Start Material provided

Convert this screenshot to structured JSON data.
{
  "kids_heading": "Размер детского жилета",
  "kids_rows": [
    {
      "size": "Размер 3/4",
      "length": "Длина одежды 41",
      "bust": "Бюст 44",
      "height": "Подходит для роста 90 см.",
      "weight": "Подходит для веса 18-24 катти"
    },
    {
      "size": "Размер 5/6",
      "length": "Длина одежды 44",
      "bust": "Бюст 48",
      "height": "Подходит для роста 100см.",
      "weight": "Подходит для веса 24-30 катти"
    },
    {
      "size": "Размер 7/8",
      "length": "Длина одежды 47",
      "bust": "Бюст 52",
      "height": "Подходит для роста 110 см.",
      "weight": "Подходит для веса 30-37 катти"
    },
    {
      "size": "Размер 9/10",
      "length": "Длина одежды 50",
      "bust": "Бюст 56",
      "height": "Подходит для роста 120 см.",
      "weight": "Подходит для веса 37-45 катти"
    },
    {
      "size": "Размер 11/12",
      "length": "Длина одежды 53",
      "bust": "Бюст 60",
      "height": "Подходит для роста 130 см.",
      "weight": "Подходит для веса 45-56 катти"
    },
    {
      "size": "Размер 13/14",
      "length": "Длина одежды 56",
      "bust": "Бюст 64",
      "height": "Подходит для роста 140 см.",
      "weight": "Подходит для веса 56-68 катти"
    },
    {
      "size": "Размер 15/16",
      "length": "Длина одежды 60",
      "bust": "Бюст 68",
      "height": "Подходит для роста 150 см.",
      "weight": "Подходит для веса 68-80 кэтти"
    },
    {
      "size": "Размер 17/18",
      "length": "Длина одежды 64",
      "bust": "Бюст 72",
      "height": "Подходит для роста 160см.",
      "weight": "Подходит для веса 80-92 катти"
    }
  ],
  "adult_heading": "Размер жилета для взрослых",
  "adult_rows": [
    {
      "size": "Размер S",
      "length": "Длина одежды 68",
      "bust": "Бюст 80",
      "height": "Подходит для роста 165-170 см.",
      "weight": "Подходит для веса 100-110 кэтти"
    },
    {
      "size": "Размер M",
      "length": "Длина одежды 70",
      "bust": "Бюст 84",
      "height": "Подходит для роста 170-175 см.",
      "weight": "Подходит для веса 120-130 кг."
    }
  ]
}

End Material provided

Your task is to repeat each line of the material exactly.

## Complete answer
Convert this screenshot to structured JSON data.
{
  "kids_heading": "Размер детского жилета",
  "kids_rows": [
    {
      "size": "Размер 3/4",
      "length": "Длина одежды 41",
      "bust": "Бюст 44",
      "height": "Подходит для роста 90 см.",
      "weight": "Подходит для веса 18-24 катти"
    },
    {
      "size": "Размер 5/6",
      "length": "Длина одежды 44",
      "bust": "Бюст 48",
      "height": "Подходит для роста 100см.",
      "weight": "Подходит для веса 24-30 катти"
    },
    {
      "size": "Размер 7/8",
      "length": "Длина одежды 47",
      "bust": "Бюст 52",
      "height": "Подходит для роста 110 см.",
      "weight": "Подходит для веса 30-37 катти"
    },
    {
      "size": "Размер 9/10",
      "length": "Длина одежды 50",
      "bust": "Бюст 56",
      "height": "Подходит для роста 120 см.",
      "weight": "Подходит для веса 37-45 катти"
    },
    {
      "size": "Размер 11/12",
      "length": "Длина одежды 53",
      "bust": "Бюст 60",
      "height": "Подходит для роста 130 см.",
      "weight": "Подходит для веса 45-56 катти"
    },
    {
      "size": "Размер 13/14",
      "length": "Длина одежды 56",
      "bust": "Бюст 64",
      "height": "Подходит для роста 140 см.",
      "weight": "Подходит для веса 56-68 катти"
    },
    {
      "size": "Размер 15/16",
      "length": "Длина одежды 60",
      "bust": "Бюст 68",
      "height": "Подходит для роста 150 см.",
      "weight": "Подходит для веса 68-80 кэтти"
    },
    {
      "size": "Размер 17/18",
      "length": "Длина одежды 64",
      "bust": "Бюст 72",
      "height": "Подходит для роста 160см.",
      "weight": "Подходит для веса 80-92 катти"
    }
  ],
  "adult_heading": "Размер жилета для взрослых",
  "adult_rows": [
    {
      "size": "Размер S",
      "length": "Длина одежды 68",
      "bust": "Бюст 80",
      "height": "Подходит для роста 165-170 см.",
      "weight": "Подходит для веса 100-110 кэтти"
    },
    {
      "size": "Размер M",
      "length": "Длина одежды 70",
      "bust": "Бюст 84",
      "height": "Подходит для роста 170-175 см.",
      "weight": "Подходит для веса 120-130 кг."
    }
  ]
}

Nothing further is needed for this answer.